▶ **TASK DIRECTIONS**:
Set down each entry exactly as given; pictures should not appear in the copy.

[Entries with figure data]
========================

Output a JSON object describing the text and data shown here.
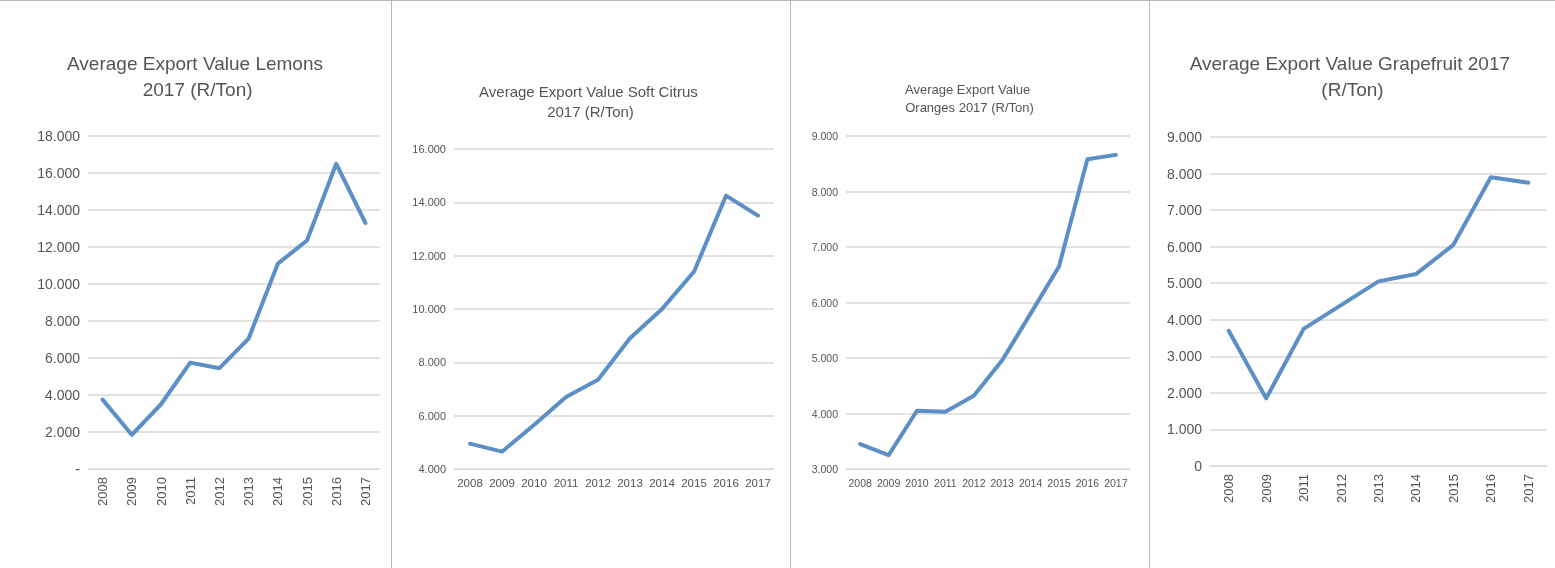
{
  "chart_data": [
    {
      "type": "line",
      "title": "Average Export Value Lemons 2017 (R/Ton)",
      "categories": [
        "2008",
        "2009",
        "2010",
        "2011",
        "2012",
        "2013",
        "2014",
        "2015",
        "2016",
        "2017"
      ],
      "series": [
        {
          "color": "#5b8fc6",
          "values": [
            3750,
            1850,
            3500,
            5750,
            5450,
            7050,
            11100,
            12350,
            16500,
            13300
          ]
        }
      ],
      "ylim": [
        0,
        18000
      ],
      "yticks": [
        {
          "value": 0,
          "label": "-"
        },
        {
          "value": 2000,
          "label": "2.000"
        },
        {
          "value": 4000,
          "label": "4.000"
        },
        {
          "value": 6000,
          "label": "6.000"
        },
        {
          "value": 8000,
          "label": "8.000"
        },
        {
          "value": 10000,
          "label": "10.000"
        },
        {
          "value": 12000,
          "label": "12.000"
        },
        {
          "value": 14000,
          "label": "14.000"
        },
        {
          "value": 16000,
          "label": "16.000"
        },
        {
          "value": 18000,
          "label": "18.000"
        }
      ],
      "grid": "y",
      "marker": "none",
      "line_style": "solid"
    },
    {
      "type": "line",
      "title": "Average Export Value Soft Citrus 2017 (R/Ton)",
      "categories": [
        "2008",
        "2009",
        "2010",
        "2011",
        "2012",
        "2013",
        "2014",
        "2015",
        "2016",
        "2017"
      ],
      "series": [
        {
          "color": "#5b8fc6",
          "values": [
            4950,
            4650,
            5650,
            6700,
            7350,
            8900,
            10000,
            11400,
            14250,
            13500
          ]
        }
      ],
      "ylim": [
        4000,
        16000
      ],
      "yticks": [
        {
          "value": 4000,
          "label": "4.000"
        },
        {
          "value": 6000,
          "label": "6.000"
        },
        {
          "value": 8000,
          "label": "8.000"
        },
        {
          "value": 10000,
          "label": "10.000"
        },
        {
          "value": 12000,
          "label": "12.000"
        },
        {
          "value": 14000,
          "label": "14.000"
        },
        {
          "value": 16000,
          "label": "16.000"
        }
      ],
      "grid": "y",
      "marker": "none",
      "line_style": "solid"
    },
    {
      "type": "line",
      "title": "Average Export Value Oranges 2017 (R/Ton)",
      "categories": [
        "2008",
        "2009",
        "2010",
        "2011",
        "2012",
        "2013",
        "2014",
        "2015",
        "2016",
        "2017"
      ],
      "series": [
        {
          "color": "#5b8fc6",
          "values": [
            3450,
            3250,
            4050,
            4030,
            4320,
            4960,
            5800,
            6650,
            8580,
            8660
          ]
        }
      ],
      "ylim": [
        3000,
        9000
      ],
      "yticks": [
        {
          "value": 3000,
          "label": "3.000"
        },
        {
          "value": 4000,
          "label": "4.000"
        },
        {
          "value": 5000,
          "label": "5.000"
        },
        {
          "value": 6000,
          "label": "6.000"
        },
        {
          "value": 7000,
          "label": "7.000"
        },
        {
          "value": 8000,
          "label": "8.000"
        },
        {
          "value": 9000,
          "label": "9.000"
        }
      ],
      "grid": "y",
      "marker": "none",
      "line_style": "solid"
    },
    {
      "type": "line",
      "title": "Average Export Value Grapefruit 2017 (R/Ton)",
      "categories": [
        "2008",
        "2009",
        "2011",
        "2012",
        "2013",
        "2014",
        "2015",
        "2016",
        "2017"
      ],
      "series": [
        {
          "color": "#5b8fc6",
          "values": [
            3700,
            1850,
            3750,
            4400,
            5050,
            5250,
            6050,
            7900,
            7750
          ]
        }
      ],
      "ylim": [
        0,
        9000
      ],
      "yticks": [
        0,
        {
          "value": 1000,
          "label": "1.000"
        },
        {
          "value": 2000,
          "label": "2.000"
        },
        {
          "value": 3000,
          "label": "3.000"
        },
        {
          "value": 4000,
          "label": "4.000"
        },
        {
          "value": 5000,
          "label": "5.000"
        },
        {
          "value": 6000,
          "label": "6.000"
        },
        {
          "value": 7000,
          "label": "7.000"
        },
        {
          "value": 8000,
          "label": "8.000"
        },
        {
          "value": 9000,
          "label": "9.000"
        }
      ],
      "grid": "y",
      "marker": "none",
      "line_style": "solid"
    }
  ]
}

========================

▶ **SOLUTION FOR THIS PROBLEM**:
Output a JSON object describing the text and data shown here.
{
  "chart_data": [
    {
      "type": "line",
      "title": "Average Export Value Lemons 2017 (R/Ton)",
      "categories": [
        "2008",
        "2009",
        "2010",
        "2011",
        "2012",
        "2013",
        "2014",
        "2015",
        "2016",
        "2017"
      ],
      "series": [
        {
          "color": "#5b8fc6",
          "values": [
            3750,
            1850,
            3500,
            5750,
            5450,
            7050,
            11100,
            12350,
            16500,
            13300
          ]
        }
      ],
      "ylim": [
        0,
        18000
      ],
      "yticks": [
        {
          "value": 0,
          "label": "-"
        },
        {
          "value": 2000,
          "label": "2.000"
        },
        {
          "value": 4000,
          "label": "4.000"
        },
        {
          "value": 6000,
          "label": "6.000"
        },
        {
          "value": 8000,
          "label": "8.000"
        },
        {
          "value": 10000,
          "label": "10.000"
        },
        {
          "value": 12000,
          "label": "12.000"
        },
        {
          "value": 14000,
          "label": "14.000"
        },
        {
          "value": 16000,
          "label": "16.000"
        },
        {
          "value": 18000,
          "label": "18.000"
        }
      ],
      "grid": "y",
      "marker": "none",
      "line_style": "solid"
    },
    {
      "type": "line",
      "title": "Average Export Value Soft Citrus 2017 (R/Ton)",
      "categories": [
        "2008",
        "2009",
        "2010",
        "2011",
        "2012",
        "2013",
        "2014",
        "2015",
        "2016",
        "2017"
      ],
      "series": [
        {
          "color": "#5b8fc6",
          "values": [
            4950,
            4650,
            5650,
            6700,
            7350,
            8900,
            10000,
            11400,
            14250,
            13500
          ]
        }
      ],
      "ylim": [
        4000,
        16000
      ],
      "yticks": [
        {
          "value": 4000,
          "label": "4.000"
        },
        {
          "value": 6000,
          "label": "6.000"
        },
        {
          "value": 8000,
          "label": "8.000"
        },
        {
          "value": 10000,
          "label": "10.000"
        },
        {
          "value": 12000,
          "label": "12.000"
        },
        {
          "value": 14000,
          "label": "14.000"
        },
        {
          "value": 16000,
          "label": "16.000"
        }
      ],
      "grid": "y",
      "marker": "none",
      "line_style": "solid"
    },
    {
      "type": "line",
      "title": "Average Export Value Oranges 2017 (R/Ton)",
      "categories": [
        "2008",
        "2009",
        "2010",
        "2011",
        "2012",
        "2013",
        "2014",
        "2015",
        "2016",
        "2017"
      ],
      "series": [
        {
          "color": "#5b8fc6",
          "values": [
            3450,
            3250,
            4050,
            4030,
            4320,
            4960,
            5800,
            6650,
            8580,
            8660
          ]
        }
      ],
      "ylim": [
        3000,
        9000
      ],
      "yticks": [
        {
          "value": 3000,
          "label": "3.000"
        },
        {
          "value": 4000,
          "label": "4.000"
        },
        {
          "value": 5000,
          "label": "5.000"
        },
        {
          "value": 6000,
          "label": "6.000"
        },
        {
          "value": 7000,
          "label": "7.000"
        },
        {
          "value": 8000,
          "label": "8.000"
        },
        {
          "value": 9000,
          "label": "9.000"
        }
      ],
      "grid": "y",
      "marker": "none",
      "line_style": "solid"
    },
    {
      "type": "line",
      "title": "Average Export Value Grapefruit 2017 (R/Ton)",
      "categories": [
        "2008",
        "2009",
        "2011",
        "2012",
        "2013",
        "2014",
        "2015",
        "2016",
        "2017"
      ],
      "series": [
        {
          "color": "#5b8fc6",
          "values": [
            3700,
            1850,
            3750,
            4400,
            5050,
            5250,
            6050,
            7900,
            7750
          ]
        }
      ],
      "ylim": [
        0,
        9000
      ],
      "yticks": [
        0,
        {
          "value": 1000,
          "label": "1.000"
        },
        {
          "value": 2000,
          "label": "2.000"
        },
        {
          "value": 3000,
          "label": "3.000"
        },
        {
          "value": 4000,
          "label": "4.000"
        },
        {
          "value": 5000,
          "label": "5.000"
        },
        {
          "value": 6000,
          "label": "6.000"
        },
        {
          "value": 7000,
          "label": "7.000"
        },
        {
          "value": 8000,
          "label": "8.000"
        },
        {
          "value": 9000,
          "label": "9.000"
        }
      ],
      "grid": "y",
      "marker": "none",
      "line_style": "solid"
    }
  ]
}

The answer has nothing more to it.